> **DATA LINES**
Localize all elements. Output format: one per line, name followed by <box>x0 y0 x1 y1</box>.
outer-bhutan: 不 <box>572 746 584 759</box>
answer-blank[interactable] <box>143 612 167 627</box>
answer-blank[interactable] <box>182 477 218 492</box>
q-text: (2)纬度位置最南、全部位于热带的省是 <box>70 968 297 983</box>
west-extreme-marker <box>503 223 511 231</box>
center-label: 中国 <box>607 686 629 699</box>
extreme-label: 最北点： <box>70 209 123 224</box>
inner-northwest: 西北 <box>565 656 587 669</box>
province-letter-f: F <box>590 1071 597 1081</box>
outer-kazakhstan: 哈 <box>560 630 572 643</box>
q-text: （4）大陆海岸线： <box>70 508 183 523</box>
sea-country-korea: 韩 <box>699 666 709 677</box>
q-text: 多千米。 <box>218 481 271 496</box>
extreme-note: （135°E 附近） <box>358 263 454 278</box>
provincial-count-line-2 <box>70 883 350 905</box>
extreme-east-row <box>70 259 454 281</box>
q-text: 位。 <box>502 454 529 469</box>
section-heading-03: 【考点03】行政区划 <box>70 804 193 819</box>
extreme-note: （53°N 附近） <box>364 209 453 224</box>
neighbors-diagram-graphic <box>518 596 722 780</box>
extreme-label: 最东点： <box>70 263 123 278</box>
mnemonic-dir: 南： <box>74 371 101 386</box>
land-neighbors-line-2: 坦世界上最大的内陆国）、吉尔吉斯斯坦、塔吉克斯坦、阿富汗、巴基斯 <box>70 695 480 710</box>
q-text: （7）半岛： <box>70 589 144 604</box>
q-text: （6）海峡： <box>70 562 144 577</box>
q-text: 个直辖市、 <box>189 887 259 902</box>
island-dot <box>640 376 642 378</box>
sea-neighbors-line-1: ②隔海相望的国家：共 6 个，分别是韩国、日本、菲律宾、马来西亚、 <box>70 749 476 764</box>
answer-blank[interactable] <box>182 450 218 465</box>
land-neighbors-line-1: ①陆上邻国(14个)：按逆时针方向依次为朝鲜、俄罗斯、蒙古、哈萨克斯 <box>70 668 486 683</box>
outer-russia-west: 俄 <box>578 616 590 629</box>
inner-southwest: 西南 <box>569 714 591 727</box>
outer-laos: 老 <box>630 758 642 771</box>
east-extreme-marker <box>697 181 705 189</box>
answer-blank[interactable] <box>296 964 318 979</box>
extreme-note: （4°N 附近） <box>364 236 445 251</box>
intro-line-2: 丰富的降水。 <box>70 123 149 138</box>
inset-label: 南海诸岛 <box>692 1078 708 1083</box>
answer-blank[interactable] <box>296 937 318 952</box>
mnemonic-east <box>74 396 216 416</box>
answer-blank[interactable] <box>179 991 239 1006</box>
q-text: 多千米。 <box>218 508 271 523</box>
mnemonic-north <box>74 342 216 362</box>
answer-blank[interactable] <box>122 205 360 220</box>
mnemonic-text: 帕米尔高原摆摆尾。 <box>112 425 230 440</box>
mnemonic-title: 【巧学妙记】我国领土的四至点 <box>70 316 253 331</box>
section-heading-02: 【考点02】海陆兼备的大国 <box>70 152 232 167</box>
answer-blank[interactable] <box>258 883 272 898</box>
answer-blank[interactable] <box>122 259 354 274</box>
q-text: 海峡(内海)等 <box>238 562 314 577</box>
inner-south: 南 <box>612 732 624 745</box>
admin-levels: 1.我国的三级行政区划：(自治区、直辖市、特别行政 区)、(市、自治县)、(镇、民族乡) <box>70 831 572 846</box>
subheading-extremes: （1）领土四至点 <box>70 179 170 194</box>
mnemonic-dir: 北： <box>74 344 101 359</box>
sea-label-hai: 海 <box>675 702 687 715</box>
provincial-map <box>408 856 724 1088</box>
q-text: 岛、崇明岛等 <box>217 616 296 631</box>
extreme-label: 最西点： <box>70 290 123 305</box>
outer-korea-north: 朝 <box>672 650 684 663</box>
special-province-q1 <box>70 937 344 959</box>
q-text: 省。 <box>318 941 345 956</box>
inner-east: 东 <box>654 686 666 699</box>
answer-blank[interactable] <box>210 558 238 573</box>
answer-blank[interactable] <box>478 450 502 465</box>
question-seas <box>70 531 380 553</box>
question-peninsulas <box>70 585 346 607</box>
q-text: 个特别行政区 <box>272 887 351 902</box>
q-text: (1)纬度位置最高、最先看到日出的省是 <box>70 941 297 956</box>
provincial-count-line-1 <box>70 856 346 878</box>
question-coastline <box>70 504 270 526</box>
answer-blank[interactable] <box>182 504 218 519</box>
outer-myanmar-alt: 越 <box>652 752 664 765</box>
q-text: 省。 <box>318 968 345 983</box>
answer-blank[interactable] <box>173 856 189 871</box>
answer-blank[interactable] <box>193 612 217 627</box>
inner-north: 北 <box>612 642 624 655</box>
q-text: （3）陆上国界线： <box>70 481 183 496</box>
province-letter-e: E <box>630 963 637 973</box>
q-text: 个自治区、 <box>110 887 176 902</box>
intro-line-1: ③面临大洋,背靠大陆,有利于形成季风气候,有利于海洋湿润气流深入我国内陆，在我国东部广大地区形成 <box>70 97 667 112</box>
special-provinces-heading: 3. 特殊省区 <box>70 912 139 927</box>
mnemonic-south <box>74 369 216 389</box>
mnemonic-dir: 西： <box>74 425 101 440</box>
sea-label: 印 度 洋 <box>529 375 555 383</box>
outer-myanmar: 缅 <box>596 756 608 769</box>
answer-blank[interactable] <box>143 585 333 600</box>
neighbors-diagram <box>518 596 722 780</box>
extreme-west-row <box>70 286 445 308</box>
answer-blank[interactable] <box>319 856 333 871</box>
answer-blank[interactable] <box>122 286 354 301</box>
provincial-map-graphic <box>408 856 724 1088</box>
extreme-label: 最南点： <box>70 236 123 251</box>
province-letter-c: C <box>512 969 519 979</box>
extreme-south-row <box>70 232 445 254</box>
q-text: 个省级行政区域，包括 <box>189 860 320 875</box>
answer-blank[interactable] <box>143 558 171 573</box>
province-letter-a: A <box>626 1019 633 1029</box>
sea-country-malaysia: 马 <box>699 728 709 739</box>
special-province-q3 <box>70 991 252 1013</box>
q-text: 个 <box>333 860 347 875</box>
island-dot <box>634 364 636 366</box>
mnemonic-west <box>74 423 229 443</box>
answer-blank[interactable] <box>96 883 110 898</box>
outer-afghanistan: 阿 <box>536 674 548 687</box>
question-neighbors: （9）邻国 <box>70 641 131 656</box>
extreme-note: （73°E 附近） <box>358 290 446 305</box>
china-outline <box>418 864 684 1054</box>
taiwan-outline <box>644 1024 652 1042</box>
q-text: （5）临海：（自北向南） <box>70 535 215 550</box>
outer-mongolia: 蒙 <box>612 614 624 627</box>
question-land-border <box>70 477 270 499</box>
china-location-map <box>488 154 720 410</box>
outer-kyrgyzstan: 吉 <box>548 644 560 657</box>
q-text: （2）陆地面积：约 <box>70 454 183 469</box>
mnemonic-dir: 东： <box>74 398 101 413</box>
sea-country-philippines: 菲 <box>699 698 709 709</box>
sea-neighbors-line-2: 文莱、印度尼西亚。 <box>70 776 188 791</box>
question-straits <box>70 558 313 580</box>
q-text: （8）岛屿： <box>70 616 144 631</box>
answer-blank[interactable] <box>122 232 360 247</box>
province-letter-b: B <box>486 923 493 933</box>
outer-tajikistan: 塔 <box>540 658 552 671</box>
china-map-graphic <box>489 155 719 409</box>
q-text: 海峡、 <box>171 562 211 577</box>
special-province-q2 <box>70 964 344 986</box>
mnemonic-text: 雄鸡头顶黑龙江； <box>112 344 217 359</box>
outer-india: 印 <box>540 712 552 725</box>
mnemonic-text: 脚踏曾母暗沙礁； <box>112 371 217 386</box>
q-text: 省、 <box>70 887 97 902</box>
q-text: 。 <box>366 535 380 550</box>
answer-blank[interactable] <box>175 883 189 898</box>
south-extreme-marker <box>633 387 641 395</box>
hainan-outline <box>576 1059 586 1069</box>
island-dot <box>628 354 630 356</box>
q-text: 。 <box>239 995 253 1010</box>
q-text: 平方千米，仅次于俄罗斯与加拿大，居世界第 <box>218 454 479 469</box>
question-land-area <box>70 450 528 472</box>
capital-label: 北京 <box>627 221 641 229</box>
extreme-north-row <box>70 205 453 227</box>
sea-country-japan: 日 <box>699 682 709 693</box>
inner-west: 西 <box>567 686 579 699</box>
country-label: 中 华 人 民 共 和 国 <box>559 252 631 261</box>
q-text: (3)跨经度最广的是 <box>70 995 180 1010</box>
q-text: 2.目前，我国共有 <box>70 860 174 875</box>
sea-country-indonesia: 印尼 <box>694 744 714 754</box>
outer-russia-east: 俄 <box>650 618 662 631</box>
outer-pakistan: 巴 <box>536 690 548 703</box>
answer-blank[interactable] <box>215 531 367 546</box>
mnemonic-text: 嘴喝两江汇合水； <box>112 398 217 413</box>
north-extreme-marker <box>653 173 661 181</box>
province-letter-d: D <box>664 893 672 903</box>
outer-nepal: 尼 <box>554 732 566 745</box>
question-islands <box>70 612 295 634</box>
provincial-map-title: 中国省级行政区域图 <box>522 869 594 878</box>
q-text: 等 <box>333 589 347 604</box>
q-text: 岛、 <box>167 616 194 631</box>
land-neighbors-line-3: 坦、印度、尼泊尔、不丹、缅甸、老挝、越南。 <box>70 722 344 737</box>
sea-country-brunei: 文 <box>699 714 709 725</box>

> **EXERCISE PROMPT**
Switch "q-text" to "prompt-text" in the lines running from the first line through the line containing "neighbors-diagram-graphic <box>518 596", and write out only those lines with nothing else changed.

> **EXERCISE SOLUTION**
Localize all elements. Output format: one per line, name followed by <box>x0 y0 x1 y1</box>.
outer-bhutan: 不 <box>572 746 584 759</box>
answer-blank[interactable] <box>143 612 167 627</box>
answer-blank[interactable] <box>182 477 218 492</box>
prompt-text: (2)纬度位置最南、全部位于热带的省是 <box>70 968 297 983</box>
west-extreme-marker <box>503 223 511 231</box>
center-label: 中国 <box>607 686 629 699</box>
extreme-label: 最北点： <box>70 209 123 224</box>
inner-northwest: 西北 <box>565 656 587 669</box>
province-letter-f: F <box>590 1071 597 1081</box>
outer-kazakhstan: 哈 <box>560 630 572 643</box>
prompt-text: （4）大陆海岸线： <box>70 508 183 523</box>
sea-country-korea: 韩 <box>699 666 709 677</box>
prompt-text: 多千米。 <box>218 481 271 496</box>
extreme-note: （135°E 附近） <box>358 263 454 278</box>
provincial-count-line-2 <box>70 883 350 905</box>
extreme-east-row <box>70 259 454 281</box>
prompt-text: 位。 <box>502 454 529 469</box>
section-heading-03: 【考点03】行政区划 <box>70 804 193 819</box>
extreme-note: （53°N 附近） <box>364 209 453 224</box>
neighbors-diagram-graphic <box>518 596 722 780</box>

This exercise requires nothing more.